[START OF MATERIALS PROVIDED]

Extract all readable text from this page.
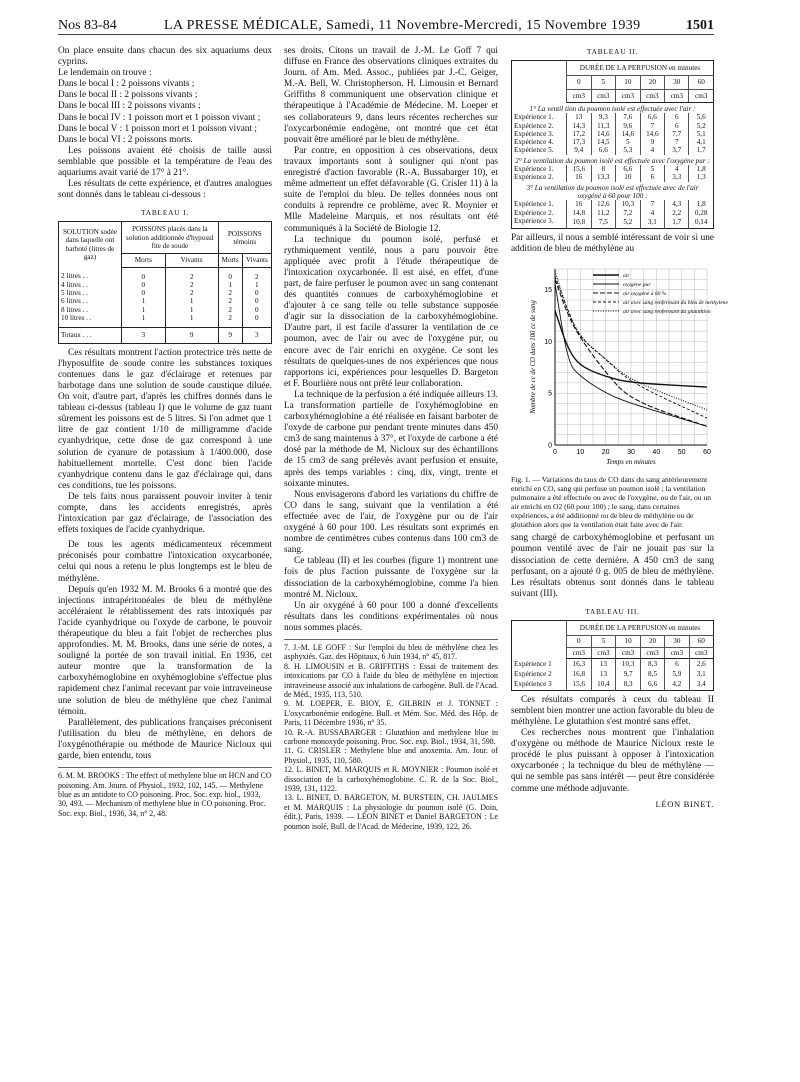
Nos 83-84	LA PRESSE MÉDICALE, Samedi, 11 Novembre-Mercredi, 15 Novembre 1939	1501

On place ensuite dans chacun des six aquariums deux cyprins.

Le lendemain on trouve :

Dans le bocal I : 2 poissons vivants ;

Dans le bocal II : 2 poissons vivants ;

Dans le bocal III : 2 poissons vivants ;

Dans le bocal IV : 1 poisson mort et 1 poisson vivant ;

Dans le bocal V : 1 poisson mort et 1 poisson vivant ;

Dans le bocal VI : 2 poissons morts.

Les poissons avaient été choisis de taille aussi semblable que possible et la température de l'eau des aquariums avait varié de 17° à 21°.

Les résultats de cette expérience, et d'autres analogues sont donnés dans le tableau ci-dessous :

TABLEAU I.
SOLUTION sodée dans laquelle ont barboté (litres de gaz)	POISSONS placés dans la solution additionnée d'hyposul fite de soude		POISSONS témoins	
	Morts	Vivants	Morts	Vivants
2 litres . .	0	2	0	2
4 litres . .	0	2	1	1
5 litres . .	0	2	2	0
6 litres . .	1	1	2	0
8 litres . .	1	1	2	0
10 litres . .	1	1	2	0
Totaux . . .	3	9	9	3

Ces résultats montrent l'action protectrice très nette de l'hyposulfite de soude contre les substances toxiques contenues dans le gaz d'éclairage et retenues par barbotage dans une solution de soude caustique diluée. On voit, d'autre part, d'après les chiffres donnés dans le tableau ci-dessus (tableau I) que le volume de gaz tuant sûrement les poissons est de 5 litres. Si l'on admet que 1 litre de gaz contient 1/10 de milligramme d'acide cyanhydrique, cette dose de gaz correspond à une solution de cyanure de potassium à 1/400.000, dose habituellement mortelle. C'est donc bien l'acide cyanhydrique contenu dans le gaz d'éclairage qui, dans ces conditions, tue les poissons.

De tels faits nous paraissent pouvoir inviter à tenir compte, dans les accidents enregistrés, après l'intoxication par gaz d'éclairage, de l'association des effets toxiques de l'acide cyanhydrique.

De tous les agents médicamenteux récemment préconisés pour combattre l'intoxication oxycarbonée, celui qui nous a retenu le plus longtemps est le bleu de méthylène.

Depuis qu'en 1932 M. M. Brooks 6 a montré que des injections intrapéritonéales de bleu de méthylène accéléraient le rétablissement des rats intoxiqués par l'acide cyanhydrique ou l'oxyde de carbone, le pouvoir thérapeutique du bleu a fait l'objet de recherches plus approfondies. M. M. Brooks, dans une série de notes, a souligné la portée de son travail initial. En 1936, cet auteur montre que la transformation de la carboxyhémoglobine en oxyhémoglobine s'effectue plus rapidement chez l'animal recevant par voie intraveineuse une solution de bleu de méthylène que chez l'animal témoin.

Parallèlement, des publications françaises préconisent l'utilisation du bleu de méthylène, en dehors de l'oxygénothérapie ou méthode de Maurice Nicloux qui garde, bien entendu, tous

6. M. M. BROOKS : The effect of methylene blue on HCN and CO poisoning. Am. Journ. of Physiol., 1932, 102, 145. — Methylene blue as an antidote to CO poisoning. Proc. Soc. exp. biol., 1933, 30, 493. — Mechanism of methylene blue in CO poisoning. Proc. Soc. exp. Biol., 1936, 34, n° 2, 48.

ses droits. Citons un travail de J.-M. Le Goff 7 qui diffuse en France des observations cliniques extraites du Journ. of Am. Med. Assoc., publiées par J.-C. Geiger, M.-A. Bell, W. Christopherson. H. Limousin et Bernard Griffiths 8 communiquent une observation clinique et thérapeutique à l'Académie de Médecine. M. Loeper et ses collaborateurs 9, dans leurs récentes recherches sur l'oxycarbonémie endogène, ont montré que cet état pouvait être amélioré par le bleu de méthylène.

Par contre, en opposition à ces observations, deux travaux importants sont à souligner qui n'ont pas enregistré d'action favorable (R.-A. Bussabarger 10), et même admettent un effet défavorable (G. Crisler 11) à la suite de l'emploi du bleu. De telles données nous ont conduits à reprendre ce problème, avec R. Moynier et Mlle Madeleine Marquis, et nos résultats ont été communiqués à la Société de Biologie 12.

La technique du poumon isolé, perfusé et rythmiquement ventilé, nous a paru pouvoir être appliquée avec profit à l'étude thérapeutique de l'intoxication oxycarbonée. Il est aisé, en effet, d'une part, de faire perfuser le poumon avec un sang contenant des quantités connues de carboxyhémoglobine et d'ajouter à ce sang telle ou telle substance supposée d'agir sur la dissociation de la carboxyhémoglobine. D'autre part, il est facile d'assurer la ventilation de ce poumon, avec de l'air ou avec de l'oxygène pur, ou encore avec de l'air enrichi en oxygène. Ce sont les résultats de quelques-unes de nos expériences que nous rapportons ici, expériences pour lesquelles D. Bargeton et F. Bourlière nous ont prêté leur collaboration.

La technique de la perfusion a été indiquée ailleurs 13. La transformation partielle de l'oxyhémoglobine en carboxyhémoglobine a été réalisée en faisant barboter de l'oxyde de carbone pur pendant trente minutes dans 450 cm3 de sang maintenus à 37°, et l'oxyde de carbone a été dosé par la méthode de M. Nicloux sur des échantillons de 15 cm3 de sang prélevés avant perfusion et ensuite, après des temps variables : cinq, dix, vingt, trente et soixante minutes.

Nous envisagerons d'abord les variations du chiffre de CO dans le sang, suivant que la ventilation a été effectuée avec de l'air, de l'oxygène pur ou de l'air oxygéné à 60 pour 100. Les résultats sont exprimés en nombre de centimètres cubes contenus dans 100 cm3 de sang.

Ce tableau (II) et les courbes (figure 1) montrent une fois de plus l'action puissante de l'oxygène sur la dissociation de la carboxyhémoglobine, comme l'a bien montré M. Nicloux.

Un air oxygéné à 60 pour 100 a donné d'excellents résultats dans les conditions expérimentales où nous nous sommes placés.

7. J.-M. LE GOFF : Sur l'emploi du bleu de méthylène chez les asphyxiés. Gaz. des Hôpitaux, 6 Juin 1934, n° 45, 817.

8. H. LIMOUSIN et B. GRIFFITHS : Essai de traitement des intoxications par CO à l'aide du bleu de méthylène en injection intraveineuse associé aux inhalations de carbogène. Bull. de l'Acad. de Méd., 1935, 113, 510.

9. M. LOEPER, E. BIOY, E. GILBRIN et J. TONNET : L'oxycarbonémie endogène. Bull. et Mém. Soc. Méd. des Hôp. de Paris, 11 Décembre 1936, n° 35.

10. R.-A. BUSSABARGER : Glutathion and methylene blue in carbone monoxyde poisoning. Proc. Soc. exp. Biol., 1934, 31, 598.

11. G. CRISLER : Methylene blue and anoxemia. Am. Jour. of Physiol., 1935, 110, 580.

12. L. BINET, M. MARQUIS et R. MOYNIER : Poumon isolé et dissociation de la carboxyhémoglobine. C. R. de la Soc. Biol., 1939, 131, 1122.

13. L. BINET, D. BARGETON, M. BURSTEIN, CH. JAULMES et M. MARQUIS : La physiologie du poumon isolé (G. Doin, édit.), Paris, 1939. — LÉON BINET et Daniel BARGETON : Le poumon isolé, Bull. de l'Acad. de Médecine, 1939, 122, 26.

TABLEAU II.
	DURÉE DE LA PERFUSION en minutes					
	0	5	10	20	30	60
	cm3	cm3	cm3	cm3	cm3	cm3
1° La ventil tion du poumon isolé est effectuée avec l'air :						
Expérience 1.	13	9,3	7,6	6,6	6	5,6
Expérience 2.	14,3	11,3	9,6	7	6	5,2
Expérience 3.	17,2	14,6	14,6	14,6	7,7	5,1
Expérience 4.	17,3	14,5	5	9	7	4,1
Expérience 5.	9,4	6,6	5,3	4	3,7	1,7
2° La ventilation du poumon isolé est effectuée avec l'oxygène pur :						
Expérience 1.	15,6	8	6,6	5	4	1,8
Expérience 2.	16	13,3	10	6	3,3	1,3
3° La ventilation du poumon isolé est effectuée avec de l'air oxygéné à 60 pour 100 :						
Expérience 1.	16	12,6	10,3	7	4,3	1,8
Expérience 2.	14,8	11,2	7,2	4	2,2	0,28
Expérience 3.	10,8	7,5	5,2	3,1	1,7	0,14

Par ailleurs, il nous a semblé intéressant de voir si une addition de bleu de méthylène au

0	10	20	30	40	50	60
0
5
10
15
Temps en minutes
Nombre de cc de CO dans 100 cc de sang
air
oxygène pur
air oxygéné à 60 %
air avec sang renfermant du bleu de méthylène
air avec sang renfermant du glutathion
Fig. 1. — Variations du taux de CO dans du sang antérieurement enrichi en CO, sang qui perfuse un poumon isolé ; la ventilation pulmonaire a été effectuée ou avec de l'oxygène, ou de l'air, ou un air enrichi en O2 (60 pour 100) ; le sang, dans certaines expériences, a été additionné ou de bleu de méthylène ou de glutathion alors que la ventilation était faite avec de l'air.

sang chargé de carboxyhémoglobine et perfusant un poumon ventilé avec de l'air ne jouait pas sur la dissociation de cette dernière. A 450 cm3 de sang perfusant, on a ajouté 0 g. 005 de bleu de méthylène. Les résultats obtenus sont donnés dans le tableau suivant (III).

TABLEAU III.
	DURÉE DE LA PERFUSION en minutes					
	0	5	10	20	30	60
	cm3	cm3	cm3	cm3	cm3	cm3
Expérience 1	16,3	13	10,3	8,3	6	2,6
Expérience 2	16,8	13	9,7	8,5	5,9	3,1
Expérience 3	15,6	10,4	8,3	6,6	4,2	3,4

Ces résultats comparés à ceux du tableau II semblent bien montrer une action favorable du bleu de méthylène. Le glutathion s'est montré sans effet.

Ces recherches nous montrent que l'inhalation d'oxygène ou méthode de Maurice Nicloux reste le procédé le plus puissant à opposer à l'intoxication oxycarbonée ; la technique du bleu de méthylène — qui ne semble pas sans intérêt — peut être considérée comme une méthode adjuvante.

LÉON BINET.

[END OF MATERIALS PROVIDED]

- [WORK TO COMPLETE] Copy each line of the listing that includes "chez".

- [ANSWER TO THIS PROBLEM]
Depuis qu'en 1932 M. M. Brooks 6 a montré que des injections intrapéritonéales de bleu de méthylène accéléraient le rétablissement des rats intoxiqués par l'acide cyanhydrique ou l'oxyde de carbone, le pouvoir thérapeutique du bleu a fait l'objet de recherches plus approfondies. M. M. Brooks, dans une série de notes, a souligné la portée de son travail initial. En 1936, cet auteur montre que la transformation de la carboxyhémoglobine en oxyhémoglobine s'effectue plus rapidement chez l'animal recevant par voie intraveineuse une solution de bleu de méthylène que chez l'animal témoin.
7. J.-M. LE GOFF : Sur l'emploi du bleu de méthylène chez les asphyxiés. Gaz. des Hôpitaux, 6 Juin 1934, n° 45, 817.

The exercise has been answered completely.